Fragmento del documento:

────────────────────────────────────────

Brecht, Maquiavelo e incluso Kant se refieren a esto: resistir la tentación, un
sentimiento muy cristiano. «Eichmann
y otros muchos de esa gente tuvieron a menudo la tentación de hacer lo que
nosotros denominamos lo Bueno, pero la resistieron precisamente porque era una
tentación».[58]
La siguiente
pregunta se refiere específicamente al subtítulo de la obra que acaba de
publicar Arendt, «la
banalidad del mal»,
asumiendo que un tipo como A. Eichmann no encaja en el concepto de mal que
hemos aprendido en nuestra cultura. Respecto a los malentendidos que sugiere la
famosa frase, Arendt los cree inevitables por pertenecer a lo que ella denomina
más genuino o auténtico [echt] en toda esta polémica. Difícil de entender, pero
la misma Arendt resultó sorprendida por su descubrimiento del personaje
Eichmann. Precisa sin embargo que no se refiere a la banalidad como algo «cotidiano» [alltäglich] en todos los
seres humanos, es decir, que haya un Eichmann en cada uno de nosotros, sino más
bien que lo banal es algo falto de interés o «de escaso valor» [minderwertig]. Mediante una anécdota que cuenta
Ernst Jünger en sus diarios, Hannah Arendt pasa a explicar más en detalle lo
que ella entiende por lo banal en la conducta de Eichmann y otros como él, y es
ese rechazo o reluctancia [Unwille] a simplemente representarse lo que la otra
persona está experimentando, lo que a Arendt le parece sumamente estúpido, y en
ese sentido banal:
«Esta tontería [Dummheit]
tiene algo verdaderamente ofensivo [empörend]»[59]
porque es un insulto a la inteligencia y, por lo tanto, no tiene nada de
demoniaco o profundo. Viene a decir algo interesantísimo, y es que considera a
Eichmann como un tipo muy inteligente, pero estúpido en este aspecto. Y es esa
estupidez la que le parece indignante o escandalosa.[60] Hoy en día lo definiríamos
como incapaz de empatizar, lo que, llevado a un extremo, podría significar un
psicótico.

────────────────────────────────────────

Información proporcionada:
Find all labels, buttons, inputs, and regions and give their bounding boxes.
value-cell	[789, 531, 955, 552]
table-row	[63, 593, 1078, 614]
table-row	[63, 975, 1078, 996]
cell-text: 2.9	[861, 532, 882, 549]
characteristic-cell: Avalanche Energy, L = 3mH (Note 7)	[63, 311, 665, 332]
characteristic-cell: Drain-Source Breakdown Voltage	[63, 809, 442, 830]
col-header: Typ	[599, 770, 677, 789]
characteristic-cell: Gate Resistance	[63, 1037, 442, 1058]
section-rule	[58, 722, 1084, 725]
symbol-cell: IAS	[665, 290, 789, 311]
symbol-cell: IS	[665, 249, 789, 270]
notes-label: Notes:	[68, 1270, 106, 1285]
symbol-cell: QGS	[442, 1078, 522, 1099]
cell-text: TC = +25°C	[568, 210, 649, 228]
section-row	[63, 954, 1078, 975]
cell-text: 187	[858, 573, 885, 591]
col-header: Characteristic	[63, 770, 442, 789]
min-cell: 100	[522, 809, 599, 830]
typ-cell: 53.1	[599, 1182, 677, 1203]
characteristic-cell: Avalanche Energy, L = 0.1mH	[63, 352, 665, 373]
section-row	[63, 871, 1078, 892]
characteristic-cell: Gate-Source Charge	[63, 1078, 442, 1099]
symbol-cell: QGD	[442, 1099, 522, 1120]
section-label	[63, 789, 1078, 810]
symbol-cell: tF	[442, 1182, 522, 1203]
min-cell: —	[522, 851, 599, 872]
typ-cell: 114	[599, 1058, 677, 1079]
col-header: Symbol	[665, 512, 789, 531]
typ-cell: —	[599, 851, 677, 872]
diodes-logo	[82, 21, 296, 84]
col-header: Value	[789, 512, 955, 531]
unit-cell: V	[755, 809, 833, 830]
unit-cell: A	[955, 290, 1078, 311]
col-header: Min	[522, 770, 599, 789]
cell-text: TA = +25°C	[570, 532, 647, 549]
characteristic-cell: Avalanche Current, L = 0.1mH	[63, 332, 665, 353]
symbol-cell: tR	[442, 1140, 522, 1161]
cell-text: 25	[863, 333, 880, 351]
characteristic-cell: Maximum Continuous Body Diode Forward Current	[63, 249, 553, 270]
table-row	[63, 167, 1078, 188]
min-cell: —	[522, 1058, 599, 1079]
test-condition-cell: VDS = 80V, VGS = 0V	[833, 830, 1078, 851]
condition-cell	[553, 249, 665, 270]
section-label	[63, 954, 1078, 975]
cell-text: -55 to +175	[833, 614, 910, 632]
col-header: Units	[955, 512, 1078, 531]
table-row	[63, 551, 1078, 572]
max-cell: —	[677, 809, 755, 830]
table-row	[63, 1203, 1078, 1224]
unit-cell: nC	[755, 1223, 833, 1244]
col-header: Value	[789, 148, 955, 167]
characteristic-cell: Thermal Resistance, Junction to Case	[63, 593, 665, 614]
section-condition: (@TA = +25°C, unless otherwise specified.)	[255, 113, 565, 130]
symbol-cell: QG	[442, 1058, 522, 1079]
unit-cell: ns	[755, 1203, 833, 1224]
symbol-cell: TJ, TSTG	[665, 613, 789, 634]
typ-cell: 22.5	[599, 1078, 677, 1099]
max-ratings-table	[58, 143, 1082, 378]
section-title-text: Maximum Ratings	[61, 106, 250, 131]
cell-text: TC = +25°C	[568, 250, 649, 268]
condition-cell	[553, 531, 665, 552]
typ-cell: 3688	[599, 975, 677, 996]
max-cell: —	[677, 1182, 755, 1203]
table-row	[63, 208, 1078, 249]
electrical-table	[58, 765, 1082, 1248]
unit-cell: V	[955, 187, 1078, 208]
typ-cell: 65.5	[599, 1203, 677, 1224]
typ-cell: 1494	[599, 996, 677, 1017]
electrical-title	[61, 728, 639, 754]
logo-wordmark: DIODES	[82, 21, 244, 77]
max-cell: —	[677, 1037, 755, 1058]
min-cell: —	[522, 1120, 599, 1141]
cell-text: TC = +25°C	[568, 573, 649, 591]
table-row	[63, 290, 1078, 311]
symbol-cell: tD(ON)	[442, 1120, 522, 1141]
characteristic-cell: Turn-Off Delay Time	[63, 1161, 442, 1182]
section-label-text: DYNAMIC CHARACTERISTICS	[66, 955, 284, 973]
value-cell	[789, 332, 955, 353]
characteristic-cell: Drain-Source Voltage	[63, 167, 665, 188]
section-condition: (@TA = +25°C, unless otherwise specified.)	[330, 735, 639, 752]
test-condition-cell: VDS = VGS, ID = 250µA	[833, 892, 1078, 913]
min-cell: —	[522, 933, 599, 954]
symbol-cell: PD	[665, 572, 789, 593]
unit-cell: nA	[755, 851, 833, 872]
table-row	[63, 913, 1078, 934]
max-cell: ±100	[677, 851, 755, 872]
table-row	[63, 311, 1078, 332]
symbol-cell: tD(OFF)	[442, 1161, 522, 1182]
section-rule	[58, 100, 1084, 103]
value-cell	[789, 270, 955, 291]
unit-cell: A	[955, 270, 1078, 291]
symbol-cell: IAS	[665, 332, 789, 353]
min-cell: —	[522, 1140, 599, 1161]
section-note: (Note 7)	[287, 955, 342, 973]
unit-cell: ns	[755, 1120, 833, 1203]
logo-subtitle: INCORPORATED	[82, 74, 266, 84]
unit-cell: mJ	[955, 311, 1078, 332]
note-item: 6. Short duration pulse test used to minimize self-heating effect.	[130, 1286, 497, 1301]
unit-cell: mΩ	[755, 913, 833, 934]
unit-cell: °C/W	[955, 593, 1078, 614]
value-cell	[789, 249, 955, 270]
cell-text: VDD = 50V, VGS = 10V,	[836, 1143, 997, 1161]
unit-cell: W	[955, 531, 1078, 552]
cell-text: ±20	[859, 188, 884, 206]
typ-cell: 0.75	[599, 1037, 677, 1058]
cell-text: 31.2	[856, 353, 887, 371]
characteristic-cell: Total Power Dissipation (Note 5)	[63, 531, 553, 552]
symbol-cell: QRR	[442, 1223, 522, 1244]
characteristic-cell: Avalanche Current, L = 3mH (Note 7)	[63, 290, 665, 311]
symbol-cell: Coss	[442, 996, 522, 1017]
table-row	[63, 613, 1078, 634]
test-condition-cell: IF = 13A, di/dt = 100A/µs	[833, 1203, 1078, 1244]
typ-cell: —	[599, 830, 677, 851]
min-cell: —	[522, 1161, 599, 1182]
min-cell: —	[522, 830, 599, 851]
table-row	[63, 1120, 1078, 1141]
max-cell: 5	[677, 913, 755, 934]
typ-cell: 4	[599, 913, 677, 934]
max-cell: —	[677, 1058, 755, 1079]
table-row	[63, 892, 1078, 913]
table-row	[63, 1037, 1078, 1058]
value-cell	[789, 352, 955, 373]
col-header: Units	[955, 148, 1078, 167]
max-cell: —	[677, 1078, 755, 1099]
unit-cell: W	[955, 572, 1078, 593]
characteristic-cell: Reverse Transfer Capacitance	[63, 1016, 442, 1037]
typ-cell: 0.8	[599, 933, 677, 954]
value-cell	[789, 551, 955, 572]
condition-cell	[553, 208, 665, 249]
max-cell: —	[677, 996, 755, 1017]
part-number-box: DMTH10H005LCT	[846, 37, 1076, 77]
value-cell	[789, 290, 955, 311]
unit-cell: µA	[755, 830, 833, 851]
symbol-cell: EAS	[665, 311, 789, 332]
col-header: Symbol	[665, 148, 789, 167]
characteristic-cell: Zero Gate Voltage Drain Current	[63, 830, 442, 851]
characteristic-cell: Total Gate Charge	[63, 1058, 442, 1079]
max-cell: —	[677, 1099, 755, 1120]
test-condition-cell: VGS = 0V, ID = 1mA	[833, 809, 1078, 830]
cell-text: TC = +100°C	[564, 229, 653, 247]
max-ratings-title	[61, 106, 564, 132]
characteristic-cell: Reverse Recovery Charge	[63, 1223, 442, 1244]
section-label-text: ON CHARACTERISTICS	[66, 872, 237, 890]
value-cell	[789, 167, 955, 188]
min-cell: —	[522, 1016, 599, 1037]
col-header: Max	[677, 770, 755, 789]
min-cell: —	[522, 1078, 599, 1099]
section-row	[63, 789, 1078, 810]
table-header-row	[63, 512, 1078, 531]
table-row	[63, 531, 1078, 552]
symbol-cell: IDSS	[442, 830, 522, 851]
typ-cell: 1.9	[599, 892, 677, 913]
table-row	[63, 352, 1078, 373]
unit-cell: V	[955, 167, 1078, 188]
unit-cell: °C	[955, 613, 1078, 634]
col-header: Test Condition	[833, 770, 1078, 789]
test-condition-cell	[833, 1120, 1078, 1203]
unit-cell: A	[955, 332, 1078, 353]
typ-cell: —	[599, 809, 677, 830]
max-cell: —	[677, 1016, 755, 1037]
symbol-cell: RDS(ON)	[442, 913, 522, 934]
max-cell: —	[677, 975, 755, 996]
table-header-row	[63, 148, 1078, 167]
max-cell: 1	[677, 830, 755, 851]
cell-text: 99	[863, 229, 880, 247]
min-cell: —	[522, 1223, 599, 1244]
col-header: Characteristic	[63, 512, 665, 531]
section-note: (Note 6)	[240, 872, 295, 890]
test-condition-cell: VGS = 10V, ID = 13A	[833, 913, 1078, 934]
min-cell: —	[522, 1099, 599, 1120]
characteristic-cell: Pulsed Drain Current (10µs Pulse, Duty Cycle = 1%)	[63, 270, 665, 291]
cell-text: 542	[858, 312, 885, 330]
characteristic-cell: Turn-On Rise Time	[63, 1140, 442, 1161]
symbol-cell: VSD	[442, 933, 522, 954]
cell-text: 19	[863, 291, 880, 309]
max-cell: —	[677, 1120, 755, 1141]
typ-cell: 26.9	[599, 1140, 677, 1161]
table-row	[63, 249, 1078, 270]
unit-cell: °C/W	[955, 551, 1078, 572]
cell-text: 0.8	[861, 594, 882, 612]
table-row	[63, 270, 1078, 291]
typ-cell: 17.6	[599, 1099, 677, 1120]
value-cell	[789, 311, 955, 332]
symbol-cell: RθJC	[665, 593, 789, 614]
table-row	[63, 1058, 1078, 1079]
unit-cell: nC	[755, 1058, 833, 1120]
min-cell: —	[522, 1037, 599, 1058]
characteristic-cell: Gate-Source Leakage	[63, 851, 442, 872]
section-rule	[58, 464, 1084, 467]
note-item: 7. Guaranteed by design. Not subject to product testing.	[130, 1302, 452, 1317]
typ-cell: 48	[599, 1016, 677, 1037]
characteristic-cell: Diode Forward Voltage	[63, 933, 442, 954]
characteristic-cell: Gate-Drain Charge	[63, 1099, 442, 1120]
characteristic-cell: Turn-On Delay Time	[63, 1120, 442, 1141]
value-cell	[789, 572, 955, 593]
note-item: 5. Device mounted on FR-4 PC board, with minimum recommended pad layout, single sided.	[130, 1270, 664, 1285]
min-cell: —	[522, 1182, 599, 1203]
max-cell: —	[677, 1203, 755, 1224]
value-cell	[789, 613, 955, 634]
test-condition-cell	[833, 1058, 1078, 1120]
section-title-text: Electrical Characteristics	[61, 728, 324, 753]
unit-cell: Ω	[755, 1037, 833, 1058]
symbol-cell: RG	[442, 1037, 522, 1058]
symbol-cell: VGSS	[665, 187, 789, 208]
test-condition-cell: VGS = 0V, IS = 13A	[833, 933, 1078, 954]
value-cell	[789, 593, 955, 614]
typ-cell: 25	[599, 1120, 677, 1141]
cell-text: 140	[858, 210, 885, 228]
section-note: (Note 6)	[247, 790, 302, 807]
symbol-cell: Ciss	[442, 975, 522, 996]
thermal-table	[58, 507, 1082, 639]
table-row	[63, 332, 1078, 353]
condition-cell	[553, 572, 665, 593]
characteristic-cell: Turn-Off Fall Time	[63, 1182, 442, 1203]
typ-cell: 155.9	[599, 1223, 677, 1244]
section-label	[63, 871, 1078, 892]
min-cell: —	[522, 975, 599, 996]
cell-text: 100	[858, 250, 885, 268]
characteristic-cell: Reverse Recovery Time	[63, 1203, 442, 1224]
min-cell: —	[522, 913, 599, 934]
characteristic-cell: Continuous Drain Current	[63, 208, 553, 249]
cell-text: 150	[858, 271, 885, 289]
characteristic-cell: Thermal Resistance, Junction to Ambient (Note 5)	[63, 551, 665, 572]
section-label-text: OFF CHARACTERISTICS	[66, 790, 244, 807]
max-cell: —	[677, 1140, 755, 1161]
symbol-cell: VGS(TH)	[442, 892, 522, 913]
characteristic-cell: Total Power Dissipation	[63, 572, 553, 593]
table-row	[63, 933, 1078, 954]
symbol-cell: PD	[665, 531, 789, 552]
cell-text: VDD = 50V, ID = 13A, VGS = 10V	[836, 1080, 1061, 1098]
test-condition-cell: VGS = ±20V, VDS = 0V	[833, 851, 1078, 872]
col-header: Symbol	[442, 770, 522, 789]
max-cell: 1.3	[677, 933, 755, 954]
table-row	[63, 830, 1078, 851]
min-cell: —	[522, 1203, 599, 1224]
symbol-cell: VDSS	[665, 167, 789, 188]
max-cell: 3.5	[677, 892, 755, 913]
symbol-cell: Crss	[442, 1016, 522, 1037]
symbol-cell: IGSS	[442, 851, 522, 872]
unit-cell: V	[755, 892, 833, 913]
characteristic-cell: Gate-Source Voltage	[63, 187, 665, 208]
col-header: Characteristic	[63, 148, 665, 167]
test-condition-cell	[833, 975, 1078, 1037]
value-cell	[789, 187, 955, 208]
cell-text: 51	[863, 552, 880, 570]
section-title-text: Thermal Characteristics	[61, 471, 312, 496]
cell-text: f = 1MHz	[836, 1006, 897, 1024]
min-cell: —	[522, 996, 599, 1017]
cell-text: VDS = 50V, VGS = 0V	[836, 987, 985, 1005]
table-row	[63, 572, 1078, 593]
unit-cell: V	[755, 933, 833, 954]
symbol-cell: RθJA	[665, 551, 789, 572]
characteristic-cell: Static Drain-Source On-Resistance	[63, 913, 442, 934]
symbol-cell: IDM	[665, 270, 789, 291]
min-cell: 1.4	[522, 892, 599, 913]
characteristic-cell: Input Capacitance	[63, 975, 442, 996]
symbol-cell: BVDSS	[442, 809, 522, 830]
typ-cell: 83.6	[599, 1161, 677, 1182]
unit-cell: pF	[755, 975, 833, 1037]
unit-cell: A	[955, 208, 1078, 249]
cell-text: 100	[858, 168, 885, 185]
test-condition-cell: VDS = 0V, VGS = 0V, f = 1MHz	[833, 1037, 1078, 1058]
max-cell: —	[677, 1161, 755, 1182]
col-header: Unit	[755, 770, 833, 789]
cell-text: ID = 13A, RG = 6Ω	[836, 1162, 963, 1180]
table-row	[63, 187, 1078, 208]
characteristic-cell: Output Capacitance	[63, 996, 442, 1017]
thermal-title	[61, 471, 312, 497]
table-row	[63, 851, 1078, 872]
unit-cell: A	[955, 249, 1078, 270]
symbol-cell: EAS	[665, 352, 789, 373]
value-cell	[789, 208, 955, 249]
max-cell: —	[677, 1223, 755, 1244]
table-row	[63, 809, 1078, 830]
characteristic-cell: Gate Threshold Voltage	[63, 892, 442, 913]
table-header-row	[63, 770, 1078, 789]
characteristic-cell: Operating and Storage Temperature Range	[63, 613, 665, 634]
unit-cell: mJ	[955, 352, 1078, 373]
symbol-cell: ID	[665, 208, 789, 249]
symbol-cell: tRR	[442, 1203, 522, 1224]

────────────────────────────────────────

Tareas pendientes:
(a) Responde estas preguntas según el fragmento sobre la banalidad del mal:
(i) ¿Qué tres autores se nombran al comienzo como referentes de la idea de resistir la tentación?
(ii) ¿Qué palabra alemana aparece junto a la expresión «de escaso valor»?
(iii) ¿En los diarios de quién aparece la anécdota que usa Arendt para explicar lo banal?
(b) Prosigue el fragmento sobre la banalidad del mal a partir de su última oración.
Los registros son un material aparte del fragmento sobre la banalidad del mal.

Tareas resueltas:
(a)
(i) Brecht, Maquiavelo y Kant.
(ii) Minderwertig.
(iii) En los diarios de Ernst Jünger.

(b)
El siguiente
tema que el periodista pone sobre el tapete es la comparación con Rudolf Höß
(comandante de Auschwitz) con Eichmann, aparte de referirse a los principios
morales kantianos a los que falsamente aludió Eichmann durante su juicio. Es
decir, Eichmann tergiversó a Kant porque el imperativo kantiano dice
precisamente que «cualquier
persona en cualquier acción debe reflejar si la máxima de su acción puede convertirse
en una ley general»,
lo que significa: cualquier persona está «emitiendo una ley interna» si es verdaderamente sincera y por lo tanto
es lo contrario de la obediencia ciega. Lo único que tomó Eichmann de Kant es
la distinción entre deber e inclinación [Neigung], cosa que, dice Arendt, está
muy extendida en Alemania.[61]
El sentimiento del deber en Alemania, yo diría de obediencia, de cumplimiento
de la función o de disciplina no es algo en sí positivo ni negativo, pero sí
pudo ser utilizado por otros para conseguir sus fines.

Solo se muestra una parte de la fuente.